Collected data entries ::

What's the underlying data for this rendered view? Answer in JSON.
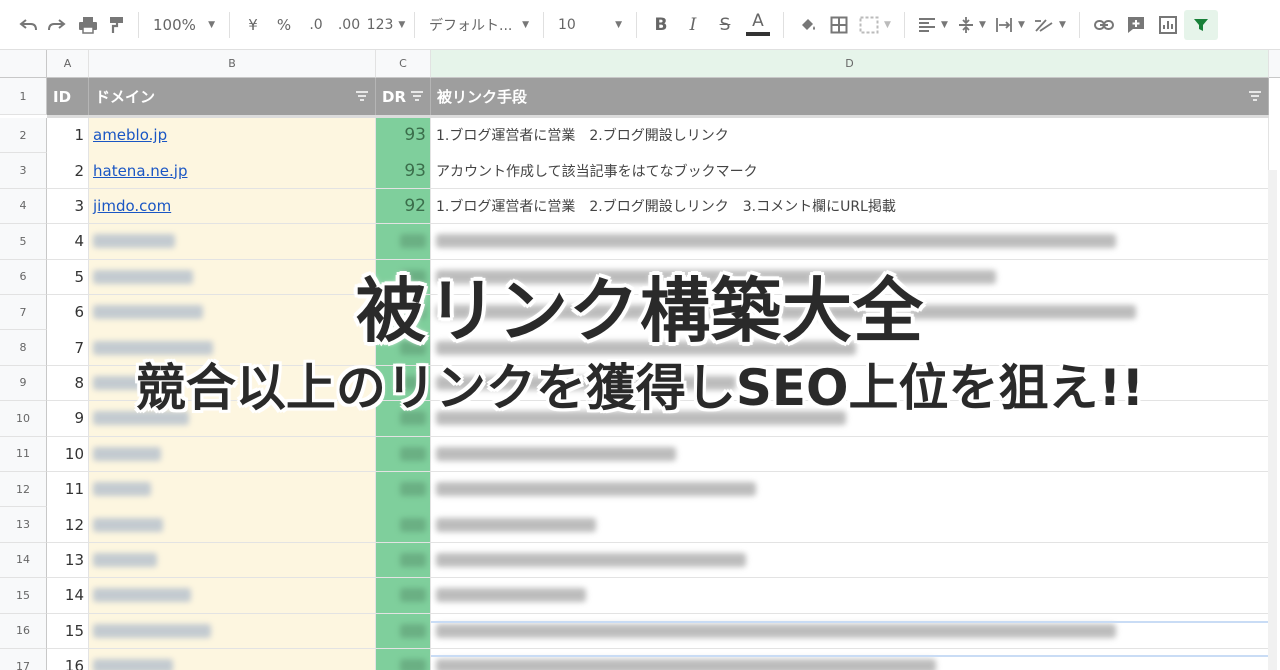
{
  "toolbar": {
    "zoom": "100%",
    "currency": "¥",
    "percent": "%",
    "dec_less": ".0",
    "dec_more": ".00",
    "format_more": "123",
    "font": "デフォルト...",
    "font_size": "10"
  },
  "columns": [
    "A",
    "B",
    "C",
    "D"
  ],
  "header": {
    "id": "ID",
    "domain": "ドメイン",
    "dr": "DR",
    "method": "被リンク手段"
  },
  "rows": [
    {
      "row": "2",
      "id": "1",
      "domain": "ameblo.jp",
      "dr": "93",
      "method": "1.ブログ運営者に営業　2.ブログ開設しリンク"
    },
    {
      "row": "3",
      "id": "2",
      "domain": "hatena.ne.jp",
      "dr": "93",
      "method": "アカウント作成して該当記事をはてなブックマーク"
    },
    {
      "row": "4",
      "id": "3",
      "domain": "jimdo.com",
      "dr": "92",
      "method": "1.ブログ運営者に営業　2.ブログ開設しリンク　3.コメント欄にURL掲載"
    },
    {
      "row": "5",
      "id": "4"
    },
    {
      "row": "6",
      "id": "5"
    },
    {
      "row": "7",
      "id": "6"
    },
    {
      "row": "8",
      "id": "7"
    },
    {
      "row": "9",
      "id": "8"
    },
    {
      "row": "10",
      "id": "9"
    },
    {
      "row": "11",
      "id": "10"
    },
    {
      "row": "12",
      "id": "11"
    },
    {
      "row": "13",
      "id": "12"
    },
    {
      "row": "14",
      "id": "13"
    },
    {
      "row": "15",
      "id": "14"
    },
    {
      "row": "16",
      "id": "15"
    },
    {
      "row": "17",
      "id": "16"
    }
  ],
  "header_row_number": "1",
  "overlay": {
    "title": "被リンク構築大全",
    "subtitle": "競合以上のリンクを獲得しSEO上位を狙え!!"
  },
  "colors": {
    "header_bg": "#9e9e9e",
    "dr_bg": "#7fcf9c",
    "domain_bg": "#fdf6e0",
    "link": "#1a56c4"
  }
}
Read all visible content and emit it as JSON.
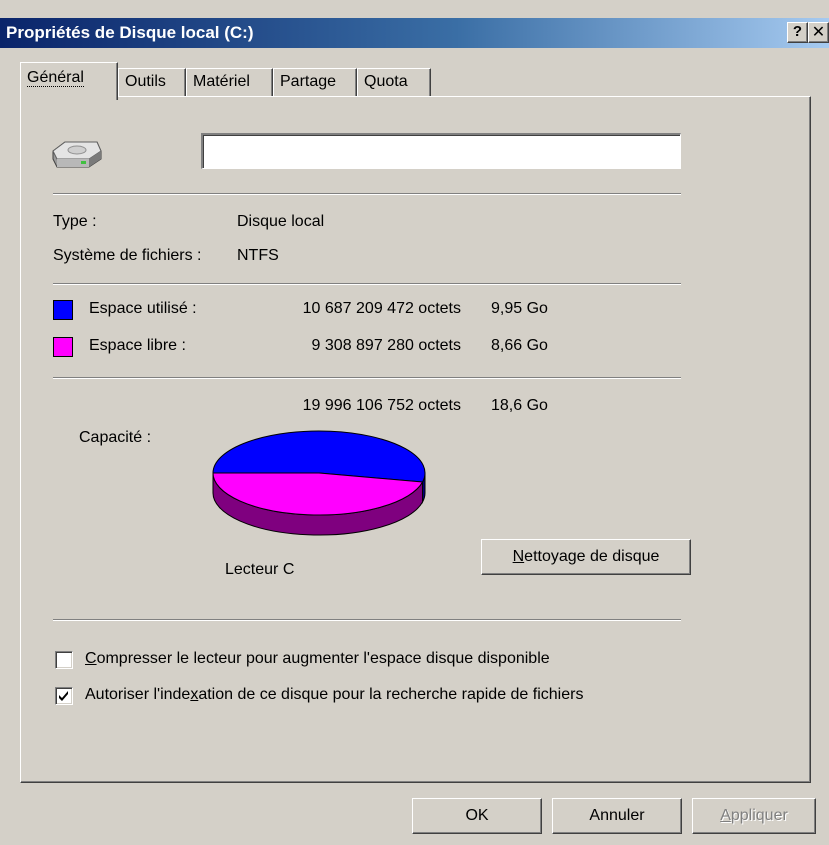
{
  "window": {
    "title": "Propriétés de Disque local (C:)",
    "help_label": "?",
    "close_label": "✕"
  },
  "tabs": [
    {
      "label": "Général",
      "active": true
    },
    {
      "label": "Outils",
      "active": false
    },
    {
      "label": "Matériel",
      "active": false
    },
    {
      "label": "Partage",
      "active": false
    },
    {
      "label": "Quota",
      "active": false
    }
  ],
  "general": {
    "drive_icon": "hard-drive-icon",
    "name_value": "",
    "type_label": "Type :",
    "type_value": "Disque local",
    "fs_label": "Système de fichiers :",
    "fs_value": "NTFS",
    "used_label": "Espace utilisé :",
    "used_bytes": "10 687 209 472 octets",
    "used_size": "9,95 Go",
    "free_label": "Espace libre :",
    "free_bytes": "9 308 897 280 octets",
    "free_size": "8,66 Go",
    "capacity_label": "Capacité :",
    "capacity_bytes": "19 996 106 752 octets",
    "capacity_size": "18,6 Go",
    "drive_label": "Lecteur C",
    "cleanup_button": {
      "accel": "N",
      "rest": "ettoyage de disque"
    },
    "compress": {
      "pre": "",
      "accel": "C",
      "post": "ompresser le lecteur pour augmenter l'espace disque disponible",
      "checked": false
    },
    "index": {
      "pre": "Autoriser l'inde",
      "accel": "x",
      "post": "ation de ce disque pour la recherche rapide de fichiers",
      "checked": true
    }
  },
  "colors": {
    "used": "#0000ff",
    "used_dark": "#00007f",
    "free": "#ff00ff",
    "free_dark": "#7f007f"
  },
  "chart_data": {
    "type": "pie",
    "slices": [
      {
        "name": "Espace utilisé",
        "value": 10687209472
      },
      {
        "name": "Espace libre",
        "value": 9308897280
      }
    ]
  },
  "footer": {
    "ok": "OK",
    "cancel": "Annuler",
    "apply": {
      "accel": "A",
      "rest": "ppliquer"
    }
  }
}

GOAL OF THE EXERCISE ::
From the records above, pull out each line that has "JSON".

SOLVED PROBLEM ::
What's the underlying data for this rendered view? Answer in JSON.
Read all visible content and emit it as JSON.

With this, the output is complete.